:: WORK TO DO ::
In the listing below, locate the lines that hold the string "under". Copy those lines.

--- START MATERIAL ---

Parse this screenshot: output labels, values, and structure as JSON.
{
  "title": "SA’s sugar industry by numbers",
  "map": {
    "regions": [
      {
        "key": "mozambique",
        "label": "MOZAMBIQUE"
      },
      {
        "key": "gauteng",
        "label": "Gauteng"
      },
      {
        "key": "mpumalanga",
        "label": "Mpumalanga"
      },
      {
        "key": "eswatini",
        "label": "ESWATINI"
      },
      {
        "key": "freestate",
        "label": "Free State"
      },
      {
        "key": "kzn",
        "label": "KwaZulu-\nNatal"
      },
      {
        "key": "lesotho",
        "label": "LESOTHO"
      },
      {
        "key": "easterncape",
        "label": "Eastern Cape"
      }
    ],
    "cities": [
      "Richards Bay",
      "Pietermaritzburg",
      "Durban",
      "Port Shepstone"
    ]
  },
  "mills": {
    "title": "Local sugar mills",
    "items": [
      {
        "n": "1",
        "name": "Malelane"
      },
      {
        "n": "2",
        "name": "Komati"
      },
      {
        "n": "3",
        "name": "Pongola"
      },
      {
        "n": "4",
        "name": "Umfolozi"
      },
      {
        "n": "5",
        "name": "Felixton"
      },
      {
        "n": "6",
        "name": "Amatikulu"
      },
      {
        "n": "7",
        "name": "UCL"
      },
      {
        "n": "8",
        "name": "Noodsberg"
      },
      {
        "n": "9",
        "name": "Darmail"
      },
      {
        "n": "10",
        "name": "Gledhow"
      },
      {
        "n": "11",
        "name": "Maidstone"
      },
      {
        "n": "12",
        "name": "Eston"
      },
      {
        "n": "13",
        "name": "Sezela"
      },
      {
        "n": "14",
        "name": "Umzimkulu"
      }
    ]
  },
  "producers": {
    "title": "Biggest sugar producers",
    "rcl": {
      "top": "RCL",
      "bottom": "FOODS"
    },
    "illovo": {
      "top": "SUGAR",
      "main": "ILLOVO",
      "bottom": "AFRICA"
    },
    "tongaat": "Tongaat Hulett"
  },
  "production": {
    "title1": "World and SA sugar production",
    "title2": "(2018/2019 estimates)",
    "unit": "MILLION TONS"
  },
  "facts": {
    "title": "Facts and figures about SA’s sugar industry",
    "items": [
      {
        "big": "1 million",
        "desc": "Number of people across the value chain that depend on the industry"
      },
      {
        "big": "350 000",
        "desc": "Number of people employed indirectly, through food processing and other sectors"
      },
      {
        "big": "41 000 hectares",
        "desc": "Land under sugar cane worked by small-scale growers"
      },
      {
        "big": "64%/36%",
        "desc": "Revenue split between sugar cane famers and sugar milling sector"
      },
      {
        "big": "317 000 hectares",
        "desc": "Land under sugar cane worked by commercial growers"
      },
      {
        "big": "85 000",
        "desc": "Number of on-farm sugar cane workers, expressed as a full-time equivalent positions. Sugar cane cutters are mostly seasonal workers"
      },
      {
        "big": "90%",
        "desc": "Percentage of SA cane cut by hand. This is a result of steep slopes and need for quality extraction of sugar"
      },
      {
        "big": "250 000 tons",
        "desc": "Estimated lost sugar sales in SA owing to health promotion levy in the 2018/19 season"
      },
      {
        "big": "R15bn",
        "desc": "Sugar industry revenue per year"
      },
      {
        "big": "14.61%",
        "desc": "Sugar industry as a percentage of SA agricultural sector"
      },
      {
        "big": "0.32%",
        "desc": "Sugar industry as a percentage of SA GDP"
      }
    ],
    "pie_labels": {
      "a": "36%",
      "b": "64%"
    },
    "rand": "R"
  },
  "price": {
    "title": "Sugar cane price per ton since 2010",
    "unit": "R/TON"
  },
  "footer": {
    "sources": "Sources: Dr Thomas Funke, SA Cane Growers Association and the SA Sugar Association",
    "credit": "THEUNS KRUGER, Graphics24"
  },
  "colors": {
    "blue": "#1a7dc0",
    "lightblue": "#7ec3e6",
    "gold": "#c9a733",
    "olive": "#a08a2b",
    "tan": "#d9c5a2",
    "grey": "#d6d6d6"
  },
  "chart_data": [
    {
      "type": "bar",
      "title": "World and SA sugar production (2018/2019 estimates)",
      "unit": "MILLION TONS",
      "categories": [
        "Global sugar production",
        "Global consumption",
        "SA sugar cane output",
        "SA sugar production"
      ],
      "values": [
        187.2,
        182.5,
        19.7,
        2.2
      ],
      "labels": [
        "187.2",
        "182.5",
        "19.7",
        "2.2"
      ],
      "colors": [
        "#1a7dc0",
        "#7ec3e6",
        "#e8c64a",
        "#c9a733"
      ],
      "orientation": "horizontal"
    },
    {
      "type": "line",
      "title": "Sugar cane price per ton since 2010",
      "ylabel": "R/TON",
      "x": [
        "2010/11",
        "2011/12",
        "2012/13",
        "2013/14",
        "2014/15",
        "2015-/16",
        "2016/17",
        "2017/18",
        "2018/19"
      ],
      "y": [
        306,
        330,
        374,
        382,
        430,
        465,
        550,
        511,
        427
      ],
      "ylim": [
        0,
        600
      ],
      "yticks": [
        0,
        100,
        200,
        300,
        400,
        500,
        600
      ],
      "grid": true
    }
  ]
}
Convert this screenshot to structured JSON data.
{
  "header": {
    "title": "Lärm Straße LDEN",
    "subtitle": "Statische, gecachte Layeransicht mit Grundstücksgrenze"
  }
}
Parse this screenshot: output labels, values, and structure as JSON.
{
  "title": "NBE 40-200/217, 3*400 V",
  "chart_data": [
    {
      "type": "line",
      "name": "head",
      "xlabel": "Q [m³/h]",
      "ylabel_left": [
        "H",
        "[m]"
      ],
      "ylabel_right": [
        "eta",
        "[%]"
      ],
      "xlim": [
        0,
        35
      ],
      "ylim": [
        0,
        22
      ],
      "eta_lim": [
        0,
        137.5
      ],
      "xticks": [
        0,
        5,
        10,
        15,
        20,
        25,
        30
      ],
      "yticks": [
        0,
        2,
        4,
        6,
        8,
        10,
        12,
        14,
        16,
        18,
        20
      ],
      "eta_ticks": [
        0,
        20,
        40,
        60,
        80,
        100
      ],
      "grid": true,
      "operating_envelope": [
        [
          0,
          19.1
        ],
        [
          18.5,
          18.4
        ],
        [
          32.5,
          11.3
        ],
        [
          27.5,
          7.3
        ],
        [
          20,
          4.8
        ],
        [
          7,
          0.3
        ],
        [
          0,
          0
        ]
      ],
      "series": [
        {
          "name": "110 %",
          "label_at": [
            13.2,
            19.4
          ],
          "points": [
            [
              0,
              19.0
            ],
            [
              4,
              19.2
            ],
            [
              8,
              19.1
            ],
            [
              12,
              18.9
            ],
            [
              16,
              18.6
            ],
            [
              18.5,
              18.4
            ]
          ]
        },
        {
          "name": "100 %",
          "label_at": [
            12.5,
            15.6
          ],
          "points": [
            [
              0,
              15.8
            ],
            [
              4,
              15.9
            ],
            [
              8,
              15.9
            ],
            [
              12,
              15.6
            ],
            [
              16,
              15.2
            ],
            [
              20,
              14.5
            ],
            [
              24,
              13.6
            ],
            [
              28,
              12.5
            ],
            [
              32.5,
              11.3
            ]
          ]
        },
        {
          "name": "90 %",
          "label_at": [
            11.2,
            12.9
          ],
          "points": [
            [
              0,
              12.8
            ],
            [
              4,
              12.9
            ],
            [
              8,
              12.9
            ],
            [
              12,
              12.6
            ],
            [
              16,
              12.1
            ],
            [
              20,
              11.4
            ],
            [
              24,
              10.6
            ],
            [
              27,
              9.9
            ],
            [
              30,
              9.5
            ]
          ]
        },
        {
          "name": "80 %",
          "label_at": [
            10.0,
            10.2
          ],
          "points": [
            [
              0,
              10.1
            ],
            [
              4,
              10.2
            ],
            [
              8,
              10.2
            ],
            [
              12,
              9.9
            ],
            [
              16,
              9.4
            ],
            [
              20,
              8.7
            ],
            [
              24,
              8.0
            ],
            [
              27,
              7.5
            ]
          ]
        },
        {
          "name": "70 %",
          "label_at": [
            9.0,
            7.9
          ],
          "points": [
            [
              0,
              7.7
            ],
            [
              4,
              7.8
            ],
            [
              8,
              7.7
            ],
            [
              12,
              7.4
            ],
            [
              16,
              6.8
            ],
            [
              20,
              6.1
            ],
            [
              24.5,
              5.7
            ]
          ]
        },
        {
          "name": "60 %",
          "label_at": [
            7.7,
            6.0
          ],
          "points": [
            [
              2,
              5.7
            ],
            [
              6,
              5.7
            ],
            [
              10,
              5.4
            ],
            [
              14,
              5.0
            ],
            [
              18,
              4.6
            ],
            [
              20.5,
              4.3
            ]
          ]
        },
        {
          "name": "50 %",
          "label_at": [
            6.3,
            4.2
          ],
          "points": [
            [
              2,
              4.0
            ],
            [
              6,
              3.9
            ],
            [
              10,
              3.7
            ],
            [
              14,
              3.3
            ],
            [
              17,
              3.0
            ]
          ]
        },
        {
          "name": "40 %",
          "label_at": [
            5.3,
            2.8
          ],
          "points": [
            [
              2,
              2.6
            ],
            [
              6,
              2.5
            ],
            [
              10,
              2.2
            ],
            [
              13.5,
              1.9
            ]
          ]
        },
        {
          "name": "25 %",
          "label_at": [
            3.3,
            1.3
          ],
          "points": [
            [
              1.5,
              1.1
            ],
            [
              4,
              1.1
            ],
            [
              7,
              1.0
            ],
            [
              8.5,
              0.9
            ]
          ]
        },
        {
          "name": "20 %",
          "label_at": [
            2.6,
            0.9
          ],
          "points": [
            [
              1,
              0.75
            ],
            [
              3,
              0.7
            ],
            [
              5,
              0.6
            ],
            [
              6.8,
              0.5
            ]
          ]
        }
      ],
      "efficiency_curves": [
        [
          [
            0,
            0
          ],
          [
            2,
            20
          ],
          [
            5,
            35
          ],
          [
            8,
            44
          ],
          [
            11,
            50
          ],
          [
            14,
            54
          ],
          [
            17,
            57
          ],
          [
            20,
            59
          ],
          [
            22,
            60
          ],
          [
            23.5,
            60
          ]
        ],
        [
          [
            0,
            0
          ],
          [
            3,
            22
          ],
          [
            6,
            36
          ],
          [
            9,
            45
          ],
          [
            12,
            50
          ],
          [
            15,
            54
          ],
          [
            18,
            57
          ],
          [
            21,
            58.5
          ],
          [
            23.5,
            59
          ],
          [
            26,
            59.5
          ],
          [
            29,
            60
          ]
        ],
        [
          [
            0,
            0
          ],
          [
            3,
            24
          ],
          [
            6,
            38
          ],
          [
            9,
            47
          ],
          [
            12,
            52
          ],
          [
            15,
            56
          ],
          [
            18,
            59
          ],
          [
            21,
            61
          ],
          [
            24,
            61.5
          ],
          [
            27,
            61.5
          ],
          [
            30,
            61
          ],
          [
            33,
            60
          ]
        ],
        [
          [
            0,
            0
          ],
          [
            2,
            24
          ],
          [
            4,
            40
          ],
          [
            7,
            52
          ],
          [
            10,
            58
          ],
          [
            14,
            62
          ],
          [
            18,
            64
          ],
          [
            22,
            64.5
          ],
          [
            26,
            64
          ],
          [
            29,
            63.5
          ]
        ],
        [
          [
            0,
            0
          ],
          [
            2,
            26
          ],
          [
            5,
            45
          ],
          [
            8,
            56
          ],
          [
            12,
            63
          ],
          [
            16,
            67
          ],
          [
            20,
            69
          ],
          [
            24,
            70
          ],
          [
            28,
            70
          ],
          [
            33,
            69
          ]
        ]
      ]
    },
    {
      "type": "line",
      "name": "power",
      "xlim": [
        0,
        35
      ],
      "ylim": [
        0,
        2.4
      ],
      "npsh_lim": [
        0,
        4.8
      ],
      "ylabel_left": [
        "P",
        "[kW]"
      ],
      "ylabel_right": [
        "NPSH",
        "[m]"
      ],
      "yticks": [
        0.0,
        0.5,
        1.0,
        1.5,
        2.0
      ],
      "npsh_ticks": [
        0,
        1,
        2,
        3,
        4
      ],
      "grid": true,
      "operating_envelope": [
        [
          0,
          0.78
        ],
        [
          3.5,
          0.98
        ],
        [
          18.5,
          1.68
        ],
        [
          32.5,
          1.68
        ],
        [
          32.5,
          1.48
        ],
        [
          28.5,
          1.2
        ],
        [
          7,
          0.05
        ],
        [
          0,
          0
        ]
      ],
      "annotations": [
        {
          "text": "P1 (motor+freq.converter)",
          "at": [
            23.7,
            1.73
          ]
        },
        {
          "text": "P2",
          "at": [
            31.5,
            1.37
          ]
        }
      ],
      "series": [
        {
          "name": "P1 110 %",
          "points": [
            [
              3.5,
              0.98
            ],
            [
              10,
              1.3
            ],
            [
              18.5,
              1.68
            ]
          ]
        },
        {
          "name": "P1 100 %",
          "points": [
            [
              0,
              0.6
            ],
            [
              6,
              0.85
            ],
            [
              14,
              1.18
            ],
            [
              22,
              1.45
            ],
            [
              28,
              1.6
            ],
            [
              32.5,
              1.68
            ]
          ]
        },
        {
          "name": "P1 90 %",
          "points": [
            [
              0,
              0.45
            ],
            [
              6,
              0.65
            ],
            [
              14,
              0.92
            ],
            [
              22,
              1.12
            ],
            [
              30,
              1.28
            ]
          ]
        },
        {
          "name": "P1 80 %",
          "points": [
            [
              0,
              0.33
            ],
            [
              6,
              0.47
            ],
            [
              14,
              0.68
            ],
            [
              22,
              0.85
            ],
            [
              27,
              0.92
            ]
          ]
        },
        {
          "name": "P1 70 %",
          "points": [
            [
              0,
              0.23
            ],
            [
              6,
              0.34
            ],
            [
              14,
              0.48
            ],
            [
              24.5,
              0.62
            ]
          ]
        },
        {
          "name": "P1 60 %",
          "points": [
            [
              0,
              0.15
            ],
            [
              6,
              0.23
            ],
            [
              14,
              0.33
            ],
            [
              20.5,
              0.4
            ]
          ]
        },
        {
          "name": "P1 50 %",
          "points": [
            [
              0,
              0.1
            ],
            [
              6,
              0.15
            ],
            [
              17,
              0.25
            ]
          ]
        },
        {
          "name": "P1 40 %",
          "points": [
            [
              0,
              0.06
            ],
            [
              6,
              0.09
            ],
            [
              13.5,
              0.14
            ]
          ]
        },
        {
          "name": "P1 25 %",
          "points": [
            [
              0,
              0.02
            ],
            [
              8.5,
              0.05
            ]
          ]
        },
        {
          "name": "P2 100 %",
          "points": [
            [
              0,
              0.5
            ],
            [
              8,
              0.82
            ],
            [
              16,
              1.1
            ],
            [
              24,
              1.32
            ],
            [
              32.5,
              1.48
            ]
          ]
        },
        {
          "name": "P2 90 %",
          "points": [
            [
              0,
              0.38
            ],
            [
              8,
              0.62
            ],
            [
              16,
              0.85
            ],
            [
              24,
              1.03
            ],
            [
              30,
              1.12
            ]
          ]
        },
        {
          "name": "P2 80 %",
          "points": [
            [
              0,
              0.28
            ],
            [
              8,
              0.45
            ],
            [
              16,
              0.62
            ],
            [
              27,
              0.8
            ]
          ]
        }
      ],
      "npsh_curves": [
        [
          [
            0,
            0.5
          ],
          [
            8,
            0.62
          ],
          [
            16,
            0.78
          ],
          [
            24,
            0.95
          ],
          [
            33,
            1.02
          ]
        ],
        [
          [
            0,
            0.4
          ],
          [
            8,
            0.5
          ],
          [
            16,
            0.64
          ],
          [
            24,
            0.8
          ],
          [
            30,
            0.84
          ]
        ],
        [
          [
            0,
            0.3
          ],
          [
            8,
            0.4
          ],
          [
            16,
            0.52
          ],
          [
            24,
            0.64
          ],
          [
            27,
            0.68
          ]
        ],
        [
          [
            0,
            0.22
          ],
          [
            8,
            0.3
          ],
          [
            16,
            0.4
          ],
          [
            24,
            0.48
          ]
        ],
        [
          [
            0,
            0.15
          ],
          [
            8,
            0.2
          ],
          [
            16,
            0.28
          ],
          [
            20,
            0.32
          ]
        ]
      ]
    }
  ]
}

--- END MATERIAL ---

:: RESULT BELOW ::
        "desc": "Land under sugar cane worked by small-scale growers"
        "desc": "Land under sugar cane worked by commercial growers"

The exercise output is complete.